• Short exercise: Copy every entry precisely.

===============

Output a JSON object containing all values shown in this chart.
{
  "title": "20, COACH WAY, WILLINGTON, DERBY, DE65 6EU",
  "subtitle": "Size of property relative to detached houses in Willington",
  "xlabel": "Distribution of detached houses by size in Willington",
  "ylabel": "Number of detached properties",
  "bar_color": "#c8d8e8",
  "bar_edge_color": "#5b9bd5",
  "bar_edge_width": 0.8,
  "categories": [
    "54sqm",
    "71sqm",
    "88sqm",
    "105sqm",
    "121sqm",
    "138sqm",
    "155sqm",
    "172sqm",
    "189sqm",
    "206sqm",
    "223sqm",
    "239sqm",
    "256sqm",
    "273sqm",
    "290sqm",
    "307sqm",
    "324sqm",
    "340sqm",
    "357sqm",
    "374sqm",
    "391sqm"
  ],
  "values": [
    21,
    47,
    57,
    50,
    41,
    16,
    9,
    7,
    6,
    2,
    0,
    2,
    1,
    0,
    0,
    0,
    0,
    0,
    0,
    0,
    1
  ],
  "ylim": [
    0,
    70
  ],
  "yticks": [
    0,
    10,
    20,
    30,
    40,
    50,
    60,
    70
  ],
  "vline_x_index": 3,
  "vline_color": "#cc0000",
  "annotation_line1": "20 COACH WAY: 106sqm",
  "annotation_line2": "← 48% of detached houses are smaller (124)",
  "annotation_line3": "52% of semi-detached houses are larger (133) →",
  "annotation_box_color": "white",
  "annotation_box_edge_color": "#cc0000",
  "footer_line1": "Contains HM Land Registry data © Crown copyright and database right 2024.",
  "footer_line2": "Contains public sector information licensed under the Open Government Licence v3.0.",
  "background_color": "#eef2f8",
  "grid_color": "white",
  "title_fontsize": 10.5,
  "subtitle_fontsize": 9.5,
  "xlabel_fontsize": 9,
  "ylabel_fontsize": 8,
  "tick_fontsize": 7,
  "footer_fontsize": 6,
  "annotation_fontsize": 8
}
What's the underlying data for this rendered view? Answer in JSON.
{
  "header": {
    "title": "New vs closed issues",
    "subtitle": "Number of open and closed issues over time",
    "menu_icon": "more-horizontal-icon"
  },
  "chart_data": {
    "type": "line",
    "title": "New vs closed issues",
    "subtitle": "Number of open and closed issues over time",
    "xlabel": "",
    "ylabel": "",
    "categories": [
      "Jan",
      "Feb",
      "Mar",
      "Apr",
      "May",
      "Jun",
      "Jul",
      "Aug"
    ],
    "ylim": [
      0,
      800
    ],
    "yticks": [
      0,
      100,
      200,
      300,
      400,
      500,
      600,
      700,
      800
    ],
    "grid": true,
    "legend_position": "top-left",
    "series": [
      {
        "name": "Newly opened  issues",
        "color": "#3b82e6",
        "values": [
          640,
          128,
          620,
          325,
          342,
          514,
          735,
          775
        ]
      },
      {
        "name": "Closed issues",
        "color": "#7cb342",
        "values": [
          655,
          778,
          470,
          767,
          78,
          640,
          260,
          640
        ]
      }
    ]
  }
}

===============

• Full response:
Output a JSON object containing all values shown in this chart.
{
  "title": "20, COACH WAY, WILLINGTON, DERBY, DE65 6EU",
  "subtitle": "Size of property relative to detached houses in Willington",
  "xlabel": "Distribution of detached houses by size in Willington",
  "ylabel": "Number of detached properties",
  "bar_color": "#c8d8e8",
  "bar_edge_color": "#5b9bd5",
  "bar_edge_width": 0.8,
  "categories": [
    "54sqm",
    "71sqm",
    "88sqm",
    "105sqm",
    "121sqm",
    "138sqm",
    "155sqm",
    "172sqm",
    "189sqm",
    "206sqm",
    "223sqm",
    "239sqm",
    "256sqm",
    "273sqm",
    "290sqm",
    "307sqm",
    "324sqm",
    "340sqm",
    "357sqm",
    "374sqm",
    "391sqm"
  ],
  "values": [
    21,
    47,
    57,
    50,
    41,
    16,
    9,
    7,
    6,
    2,
    0,
    2,
    1,
    0,
    0,
    0,
    0,
    0,
    0,
    0,
    1
  ],
  "ylim": [
    0,
    70
  ],
  "yticks": [
    0,
    10,
    20,
    30,
    40,
    50,
    60,
    70
  ],
  "vline_x_index": 3,
  "vline_color": "#cc0000",
  "annotation_line1": "20 COACH WAY: 106sqm",
  "annotation_line2": "← 48% of detached houses are smaller (124)",
  "annotation_line3": "52% of semi-detached houses are larger (133) →",
  "annotation_box_color": "white",
  "annotation_box_edge_color": "#cc0000",
  "footer_line1": "Contains HM Land Registry data © Crown copyright and database right 2024.",
  "footer_line2": "Contains public sector information licensed under the Open Government Licence v3.0.",
  "background_color": "#eef2f8",
  "grid_color": "white",
  "title_fontsize": 10.5,
  "subtitle_fontsize": 9.5,
  "xlabel_fontsize": 9,
  "ylabel_fontsize": 8,
  "tick_fontsize": 7,
  "footer_fontsize": 6,
  "annotation_fontsize": 8
}
What's the underlying data for this rendered view? Answer in JSON.
{
  "header": {
    "title": "New vs closed issues",
    "subtitle": "Number of open and closed issues over time",
    "menu_icon": "more-horizontal-icon"
  },
  "chart_data": {
    "type": "line",
    "title": "New vs closed issues",
    "subtitle": "Number of open and closed issues over time",
    "xlabel": "",
    "ylabel": "",
    "categories": [
      "Jan",
      "Feb",
      "Mar",
      "Apr",
      "May",
      "Jun",
      "Jul",
      "Aug"
    ],
    "ylim": [
      0,
      800
    ],
    "yticks": [
      0,
      100,
      200,
      300,
      400,
      500,
      600,
      700,
      800
    ],
    "grid": true,
    "legend_position": "top-left",
    "series": [
      {
        "name": "Newly opened  issues",
        "color": "#3b82e6",
        "values": [
          640,
          128,
          620,
          325,
          342,
          514,
          735,
          775
        ]
      },
      {
        "name": "Closed issues",
        "color": "#7cb342",
        "values": [
          655,
          778,
          470,
          767,
          78,
          640,
          260,
          640
        ]
      }
    ]
  }
}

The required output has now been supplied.